| PROMPT |
Write the material out again, line by line, exactly as it is.
================
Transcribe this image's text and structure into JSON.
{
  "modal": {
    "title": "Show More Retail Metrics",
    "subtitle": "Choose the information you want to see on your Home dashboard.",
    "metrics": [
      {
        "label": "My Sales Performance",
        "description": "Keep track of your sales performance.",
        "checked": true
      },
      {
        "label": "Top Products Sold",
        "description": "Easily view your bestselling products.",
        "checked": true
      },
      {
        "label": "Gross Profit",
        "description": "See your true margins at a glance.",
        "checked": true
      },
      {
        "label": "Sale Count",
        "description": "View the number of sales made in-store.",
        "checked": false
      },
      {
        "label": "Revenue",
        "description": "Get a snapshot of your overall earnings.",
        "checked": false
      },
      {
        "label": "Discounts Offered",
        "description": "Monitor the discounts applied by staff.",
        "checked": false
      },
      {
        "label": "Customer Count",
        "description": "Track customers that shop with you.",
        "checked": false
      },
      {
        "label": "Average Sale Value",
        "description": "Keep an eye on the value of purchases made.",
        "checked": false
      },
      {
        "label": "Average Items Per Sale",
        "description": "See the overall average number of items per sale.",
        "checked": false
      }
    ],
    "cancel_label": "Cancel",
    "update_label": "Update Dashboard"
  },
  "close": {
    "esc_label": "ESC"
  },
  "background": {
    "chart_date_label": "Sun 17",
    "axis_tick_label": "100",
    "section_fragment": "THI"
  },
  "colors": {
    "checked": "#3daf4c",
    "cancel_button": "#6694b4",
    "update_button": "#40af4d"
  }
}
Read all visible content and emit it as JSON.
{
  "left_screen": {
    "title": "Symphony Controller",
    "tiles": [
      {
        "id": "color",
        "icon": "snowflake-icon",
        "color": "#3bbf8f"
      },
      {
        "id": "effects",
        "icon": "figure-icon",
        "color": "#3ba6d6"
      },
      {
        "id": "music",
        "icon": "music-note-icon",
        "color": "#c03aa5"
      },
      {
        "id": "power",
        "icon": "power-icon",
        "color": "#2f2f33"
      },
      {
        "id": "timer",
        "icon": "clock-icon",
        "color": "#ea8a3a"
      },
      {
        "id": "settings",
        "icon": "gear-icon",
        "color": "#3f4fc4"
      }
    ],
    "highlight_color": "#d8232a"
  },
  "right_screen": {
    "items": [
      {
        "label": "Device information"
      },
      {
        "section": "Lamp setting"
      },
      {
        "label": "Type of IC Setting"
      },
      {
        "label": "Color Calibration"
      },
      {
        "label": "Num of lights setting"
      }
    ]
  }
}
================
| CORRECT OUTPUT |
Transcribe this image's text and structure into JSON.
{
  "modal": {
    "title": "Show More Retail Metrics",
    "subtitle": "Choose the information you want to see on your Home dashboard.",
    "metrics": [
      {
        "label": "My Sales Performance",
        "description": "Keep track of your sales performance.",
        "checked": true
      },
      {
        "label": "Top Products Sold",
        "description": "Easily view your bestselling products.",
        "checked": true
      },
      {
        "label": "Gross Profit",
        "description": "See your true margins at a glance.",
        "checked": true
      },
      {
        "label": "Sale Count",
        "description": "View the number of sales made in-store.",
        "checked": false
      },
      {
        "label": "Revenue",
        "description": "Get a snapshot of your overall earnings.",
        "checked": false
      },
      {
        "label": "Discounts Offered",
        "description": "Monitor the discounts applied by staff.",
        "checked": false
      },
      {
        "label": "Customer Count",
        "description": "Track customers that shop with you.",
        "checked": false
      },
      {
        "label": "Average Sale Value",
        "description": "Keep an eye on the value of purchases made.",
        "checked": false
      },
      {
        "label": "Average Items Per Sale",
        "description": "See the overall average number of items per sale.",
        "checked": false
      }
    ],
    "cancel_label": "Cancel",
    "update_label": "Update Dashboard"
  },
  "close": {
    "esc_label": "ESC"
  },
  "background": {
    "chart_date_label": "Sun 17",
    "axis_tick_label": "100",
    "section_fragment": "THI"
  },
  "colors": {
    "checked": "#3daf4c",
    "cancel_button": "#6694b4",
    "update_button": "#40af4d"
  }
}
Read all visible content and emit it as JSON.
{
  "left_screen": {
    "title": "Symphony Controller",
    "tiles": [
      {
        "id": "color",
        "icon": "snowflake-icon",
        "color": "#3bbf8f"
      },
      {
        "id": "effects",
        "icon": "figure-icon",
        "color": "#3ba6d6"
      },
      {
        "id": "music",
        "icon": "music-note-icon",
        "color": "#c03aa5"
      },
      {
        "id": "power",
        "icon": "power-icon",
        "color": "#2f2f33"
      },
      {
        "id": "timer",
        "icon": "clock-icon",
        "color": "#ea8a3a"
      },
      {
        "id": "settings",
        "icon": "gear-icon",
        "color": "#3f4fc4"
      }
    ],
    "highlight_color": "#d8232a"
  },
  "right_screen": {
    "items": [
      {
        "label": "Device information"
      },
      {
        "section": "Lamp setting"
      },
      {
        "label": "Type of IC Setting"
      },
      {
        "label": "Color Calibration"
      },
      {
        "label": "Num of lights setting"
      }
    ]
  }
}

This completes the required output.